* start *
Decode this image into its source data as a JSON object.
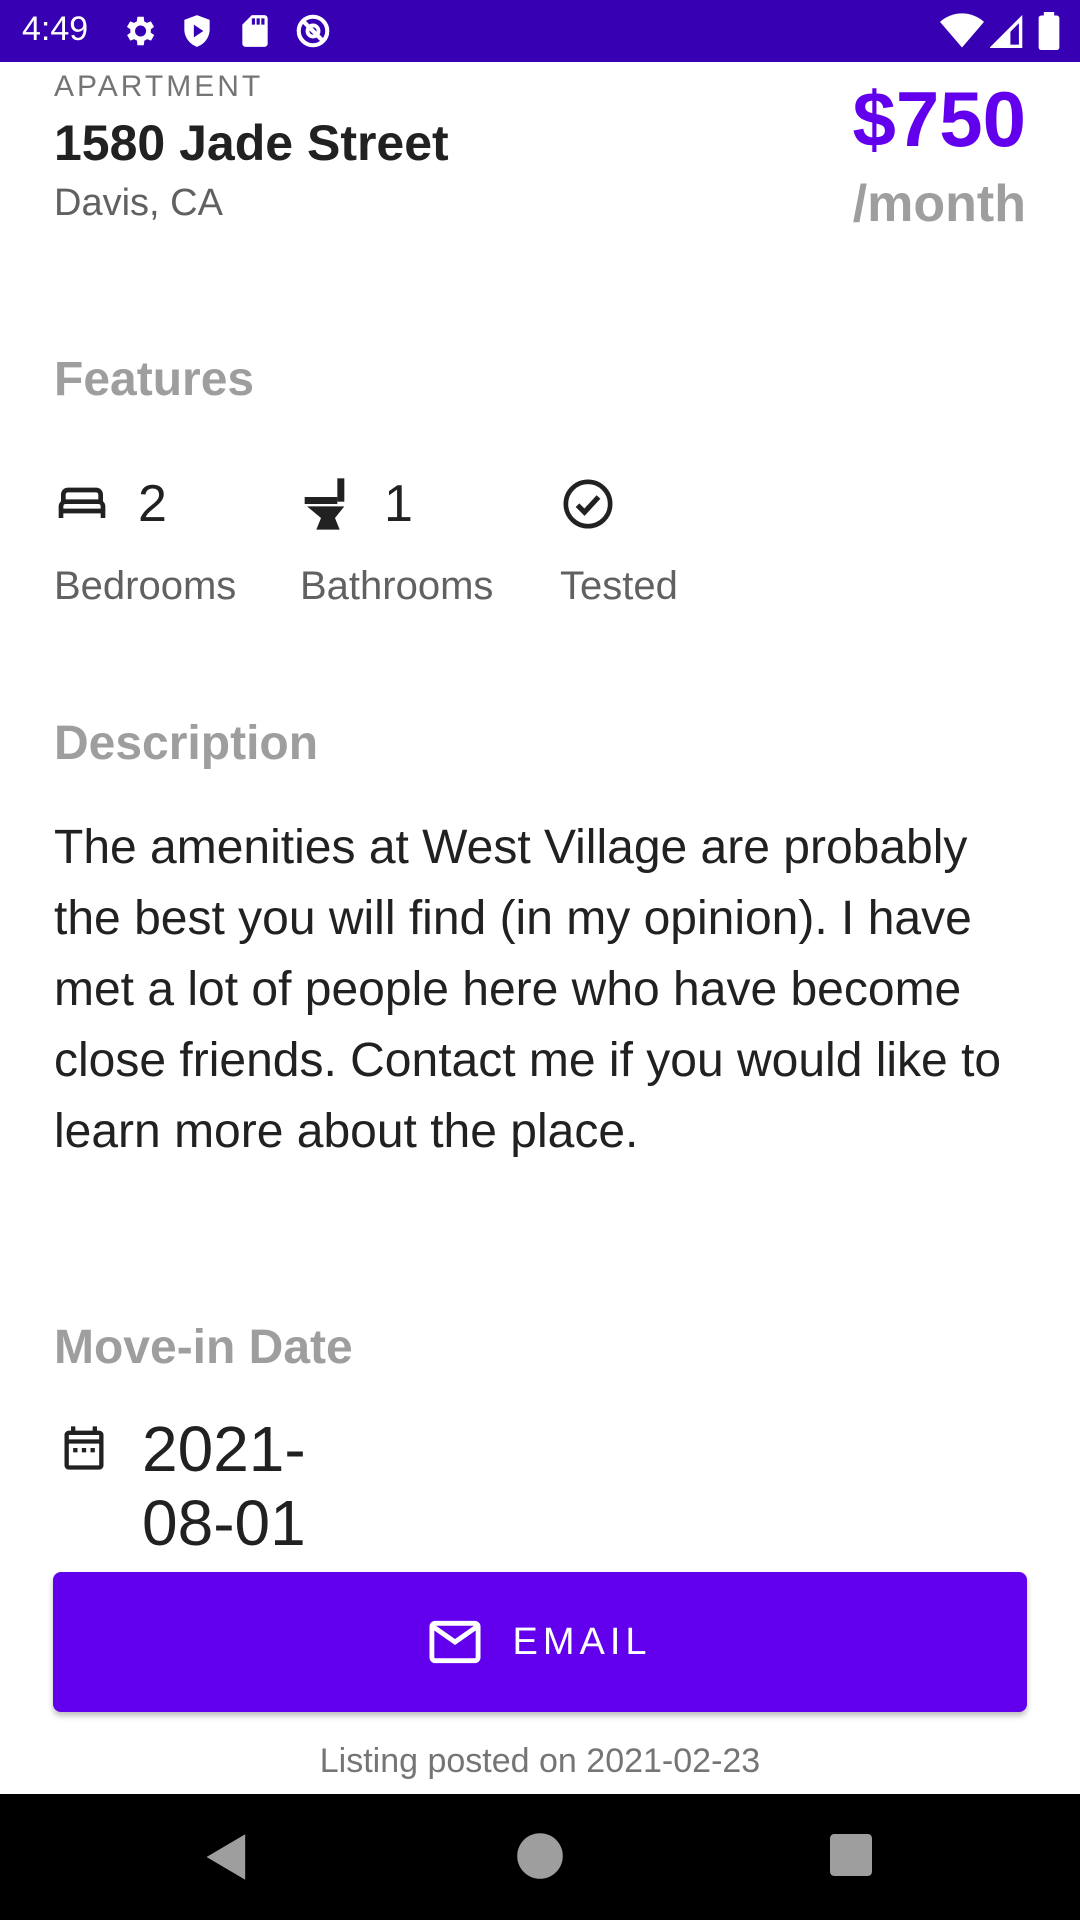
{
  "status_bar": {
    "time": "4:49",
    "bg_color": "#3700b3",
    "left_icons": [
      "settings-icon",
      "shield-play-icon",
      "sd-card-icon",
      "at-sign-icon"
    ],
    "right_icons": [
      "wifi-icon",
      "signal-icon",
      "battery-icon"
    ]
  },
  "listing": {
    "type": "APARTMENT",
    "address": "1580 Jade Street",
    "city": "Davis, CA",
    "price": "$750",
    "per": "/month",
    "accent_color": "#6200ee"
  },
  "features": {
    "title": "Features",
    "items": [
      {
        "icon": "bed-icon",
        "count": "2",
        "label": "Bedrooms"
      },
      {
        "icon": "toilet-icon",
        "count": "1",
        "label": "Bathrooms"
      },
      {
        "icon": "check-circle-icon",
        "count": "",
        "label": "Tested"
      }
    ]
  },
  "description": {
    "title": "Description",
    "text": "The amenities at West Village are probably the best you will find (in my opinion). I have met a lot of people here who have become close friends. Contact me if you would like to learn more about the place."
  },
  "move_in": {
    "title": "Move-in Date",
    "icon": "calendar-icon",
    "date": "2021-08-01"
  },
  "email_button": {
    "icon": "mail-icon",
    "label": "EMAIL"
  },
  "posted": "Listing posted on 2021-02-23",
  "nav_bar": {
    "buttons": [
      "back-icon",
      "home-icon",
      "recents-icon"
    ]
  }
}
* end *
= Directive =
Every entry above should be duplicated exactly. Do not include the images.

= Reply to the task =
Decode this image into its source data as a JSON object.
{
  "status_bar": {
    "time": "4:49",
    "bg_color": "#3700b3",
    "left_icons": [
      "settings-icon",
      "shield-play-icon",
      "sd-card-icon",
      "at-sign-icon"
    ],
    "right_icons": [
      "wifi-icon",
      "signal-icon",
      "battery-icon"
    ]
  },
  "listing": {
    "type": "APARTMENT",
    "address": "1580 Jade Street",
    "city": "Davis, CA",
    "price": "$750",
    "per": "/month",
    "accent_color": "#6200ee"
  },
  "features": {
    "title": "Features",
    "items": [
      {
        "icon": "bed-icon",
        "count": "2",
        "label": "Bedrooms"
      },
      {
        "icon": "toilet-icon",
        "count": "1",
        "label": "Bathrooms"
      },
      {
        "icon": "check-circle-icon",
        "count": "",
        "label": "Tested"
      }
    ]
  },
  "description": {
    "title": "Description",
    "text": "The amenities at West Village are probably the best you will find (in my opinion). I have met a lot of people here who have become close friends. Contact me if you would like to learn more about the place."
  },
  "move_in": {
    "title": "Move-in Date",
    "icon": "calendar-icon",
    "date": "2021-08-01"
  },
  "email_button": {
    "icon": "mail-icon",
    "label": "EMAIL"
  },
  "posted": "Listing posted on 2021-02-23",
  "nav_bar": {
    "buttons": [
      "back-icon",
      "home-icon",
      "recents-icon"
    ]
  }
}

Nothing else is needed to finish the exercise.